• [To be done] Collect every line in the records below that contains the word "HDMI".

• [Stored data]
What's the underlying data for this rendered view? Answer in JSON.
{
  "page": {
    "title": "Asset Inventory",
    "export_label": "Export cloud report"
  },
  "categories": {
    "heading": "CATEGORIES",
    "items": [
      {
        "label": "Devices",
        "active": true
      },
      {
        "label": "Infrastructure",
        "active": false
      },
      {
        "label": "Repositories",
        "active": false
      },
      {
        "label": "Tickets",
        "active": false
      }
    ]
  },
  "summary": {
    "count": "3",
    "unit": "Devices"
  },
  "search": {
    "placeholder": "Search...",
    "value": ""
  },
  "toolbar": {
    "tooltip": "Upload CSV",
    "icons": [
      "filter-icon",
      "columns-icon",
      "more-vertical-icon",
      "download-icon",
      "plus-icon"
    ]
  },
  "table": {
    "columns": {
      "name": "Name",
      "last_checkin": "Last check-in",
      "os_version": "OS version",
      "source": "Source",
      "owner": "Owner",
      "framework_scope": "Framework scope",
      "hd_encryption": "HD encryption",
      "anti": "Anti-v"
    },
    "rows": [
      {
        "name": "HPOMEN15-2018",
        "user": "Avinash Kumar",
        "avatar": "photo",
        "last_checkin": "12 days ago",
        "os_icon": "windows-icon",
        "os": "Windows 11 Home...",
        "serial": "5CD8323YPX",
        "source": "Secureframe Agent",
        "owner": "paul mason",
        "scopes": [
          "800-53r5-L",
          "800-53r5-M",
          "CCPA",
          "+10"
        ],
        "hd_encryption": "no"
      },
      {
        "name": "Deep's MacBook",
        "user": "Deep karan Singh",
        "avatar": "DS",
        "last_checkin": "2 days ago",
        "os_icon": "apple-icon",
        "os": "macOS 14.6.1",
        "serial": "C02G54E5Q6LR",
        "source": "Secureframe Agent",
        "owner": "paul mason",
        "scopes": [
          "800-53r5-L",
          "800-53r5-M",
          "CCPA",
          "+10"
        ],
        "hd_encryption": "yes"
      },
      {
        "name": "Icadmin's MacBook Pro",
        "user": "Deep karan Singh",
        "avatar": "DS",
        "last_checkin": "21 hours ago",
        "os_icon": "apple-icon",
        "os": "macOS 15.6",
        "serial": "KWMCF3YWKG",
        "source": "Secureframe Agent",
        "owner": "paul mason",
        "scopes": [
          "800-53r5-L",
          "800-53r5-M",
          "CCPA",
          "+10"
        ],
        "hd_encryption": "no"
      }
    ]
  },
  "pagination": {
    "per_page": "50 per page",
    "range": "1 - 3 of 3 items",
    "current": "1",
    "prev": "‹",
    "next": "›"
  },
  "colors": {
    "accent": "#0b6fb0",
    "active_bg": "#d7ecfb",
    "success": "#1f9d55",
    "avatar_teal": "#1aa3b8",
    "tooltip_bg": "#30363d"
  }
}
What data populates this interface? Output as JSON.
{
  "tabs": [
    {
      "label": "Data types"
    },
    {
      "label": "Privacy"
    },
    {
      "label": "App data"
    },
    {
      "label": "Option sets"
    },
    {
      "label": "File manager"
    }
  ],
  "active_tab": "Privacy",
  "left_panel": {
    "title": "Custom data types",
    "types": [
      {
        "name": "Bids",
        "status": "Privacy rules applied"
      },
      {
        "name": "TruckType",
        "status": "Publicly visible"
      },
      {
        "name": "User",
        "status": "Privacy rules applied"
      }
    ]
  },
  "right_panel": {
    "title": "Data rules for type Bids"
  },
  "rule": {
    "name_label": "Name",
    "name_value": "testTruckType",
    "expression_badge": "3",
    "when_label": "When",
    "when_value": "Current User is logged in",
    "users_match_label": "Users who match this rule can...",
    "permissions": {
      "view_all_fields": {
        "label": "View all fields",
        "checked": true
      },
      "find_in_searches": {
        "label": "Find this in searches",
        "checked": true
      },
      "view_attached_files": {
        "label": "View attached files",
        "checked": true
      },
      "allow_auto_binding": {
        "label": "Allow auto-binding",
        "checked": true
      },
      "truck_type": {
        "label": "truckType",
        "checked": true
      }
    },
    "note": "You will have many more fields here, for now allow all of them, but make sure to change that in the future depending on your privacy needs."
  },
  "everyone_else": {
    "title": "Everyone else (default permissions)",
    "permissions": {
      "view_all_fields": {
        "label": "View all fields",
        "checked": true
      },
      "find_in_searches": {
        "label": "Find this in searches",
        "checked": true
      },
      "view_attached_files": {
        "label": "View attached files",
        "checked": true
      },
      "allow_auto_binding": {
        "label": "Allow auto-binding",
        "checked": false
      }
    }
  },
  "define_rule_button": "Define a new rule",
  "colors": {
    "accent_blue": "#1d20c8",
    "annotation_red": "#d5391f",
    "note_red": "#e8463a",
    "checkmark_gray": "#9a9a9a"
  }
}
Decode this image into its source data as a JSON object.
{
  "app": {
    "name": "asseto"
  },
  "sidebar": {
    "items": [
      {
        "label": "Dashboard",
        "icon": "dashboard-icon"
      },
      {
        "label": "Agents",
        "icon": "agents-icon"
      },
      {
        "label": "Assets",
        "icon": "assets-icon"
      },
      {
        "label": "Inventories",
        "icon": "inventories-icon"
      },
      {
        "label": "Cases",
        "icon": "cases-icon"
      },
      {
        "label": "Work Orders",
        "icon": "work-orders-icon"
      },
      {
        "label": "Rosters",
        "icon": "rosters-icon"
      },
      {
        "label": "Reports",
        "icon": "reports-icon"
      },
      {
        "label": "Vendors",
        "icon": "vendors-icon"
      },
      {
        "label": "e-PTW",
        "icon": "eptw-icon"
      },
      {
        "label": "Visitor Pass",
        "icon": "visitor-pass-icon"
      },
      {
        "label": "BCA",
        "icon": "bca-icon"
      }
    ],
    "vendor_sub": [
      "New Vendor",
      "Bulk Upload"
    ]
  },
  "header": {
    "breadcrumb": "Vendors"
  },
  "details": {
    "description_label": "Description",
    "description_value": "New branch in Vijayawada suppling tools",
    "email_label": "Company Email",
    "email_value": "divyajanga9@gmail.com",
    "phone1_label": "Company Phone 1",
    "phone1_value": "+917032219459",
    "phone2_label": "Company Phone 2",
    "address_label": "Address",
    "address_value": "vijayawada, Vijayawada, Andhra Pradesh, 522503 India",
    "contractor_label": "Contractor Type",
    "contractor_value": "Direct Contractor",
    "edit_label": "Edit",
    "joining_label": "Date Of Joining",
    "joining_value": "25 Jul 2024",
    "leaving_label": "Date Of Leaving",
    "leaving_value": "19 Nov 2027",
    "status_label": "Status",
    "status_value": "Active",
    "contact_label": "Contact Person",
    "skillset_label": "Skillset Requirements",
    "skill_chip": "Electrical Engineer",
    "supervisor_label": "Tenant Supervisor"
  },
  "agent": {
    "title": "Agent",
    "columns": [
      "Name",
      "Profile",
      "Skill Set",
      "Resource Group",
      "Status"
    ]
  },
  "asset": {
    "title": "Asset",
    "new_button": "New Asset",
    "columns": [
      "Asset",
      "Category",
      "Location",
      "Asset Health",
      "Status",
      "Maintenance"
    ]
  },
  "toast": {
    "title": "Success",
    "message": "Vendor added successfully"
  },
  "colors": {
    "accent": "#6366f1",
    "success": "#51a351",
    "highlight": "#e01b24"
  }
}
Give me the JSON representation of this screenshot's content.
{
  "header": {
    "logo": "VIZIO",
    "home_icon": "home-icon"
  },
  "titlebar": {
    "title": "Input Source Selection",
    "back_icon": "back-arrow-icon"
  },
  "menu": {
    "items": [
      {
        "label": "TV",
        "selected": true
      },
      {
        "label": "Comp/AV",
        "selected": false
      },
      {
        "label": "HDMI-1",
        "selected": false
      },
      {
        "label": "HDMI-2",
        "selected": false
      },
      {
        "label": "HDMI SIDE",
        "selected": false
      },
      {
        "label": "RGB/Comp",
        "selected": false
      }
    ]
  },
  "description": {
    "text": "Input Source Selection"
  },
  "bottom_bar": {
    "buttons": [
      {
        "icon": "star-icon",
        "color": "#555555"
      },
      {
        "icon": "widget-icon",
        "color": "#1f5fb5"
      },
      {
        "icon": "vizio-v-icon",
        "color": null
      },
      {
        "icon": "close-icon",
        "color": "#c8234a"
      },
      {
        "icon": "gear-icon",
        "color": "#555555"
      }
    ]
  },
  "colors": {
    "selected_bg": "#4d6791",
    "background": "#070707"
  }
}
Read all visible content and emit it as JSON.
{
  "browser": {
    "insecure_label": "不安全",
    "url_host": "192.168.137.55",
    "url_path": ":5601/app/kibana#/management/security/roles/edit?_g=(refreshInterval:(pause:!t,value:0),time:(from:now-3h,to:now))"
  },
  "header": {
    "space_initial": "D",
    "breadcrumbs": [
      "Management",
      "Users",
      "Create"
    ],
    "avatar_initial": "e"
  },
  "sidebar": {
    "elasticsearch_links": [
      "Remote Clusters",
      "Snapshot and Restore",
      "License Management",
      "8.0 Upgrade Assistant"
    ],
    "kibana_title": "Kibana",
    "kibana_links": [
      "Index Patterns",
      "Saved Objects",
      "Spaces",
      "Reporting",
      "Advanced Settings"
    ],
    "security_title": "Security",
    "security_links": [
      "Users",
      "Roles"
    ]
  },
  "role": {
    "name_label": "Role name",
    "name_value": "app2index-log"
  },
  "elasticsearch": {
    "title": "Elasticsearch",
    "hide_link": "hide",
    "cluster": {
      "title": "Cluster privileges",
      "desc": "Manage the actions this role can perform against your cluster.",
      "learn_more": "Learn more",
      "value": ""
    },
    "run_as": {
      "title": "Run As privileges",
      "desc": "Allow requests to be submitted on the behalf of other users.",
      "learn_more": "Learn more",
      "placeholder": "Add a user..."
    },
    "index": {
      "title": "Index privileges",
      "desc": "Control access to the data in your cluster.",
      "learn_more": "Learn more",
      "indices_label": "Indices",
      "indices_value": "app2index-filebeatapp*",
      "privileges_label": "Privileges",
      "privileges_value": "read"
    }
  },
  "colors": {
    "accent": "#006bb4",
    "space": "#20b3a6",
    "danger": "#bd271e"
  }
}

• [Answer to this task]
        "label": "HDMI-1",
        "label": "HDMI-2",
        "label": "HDMI SIDE",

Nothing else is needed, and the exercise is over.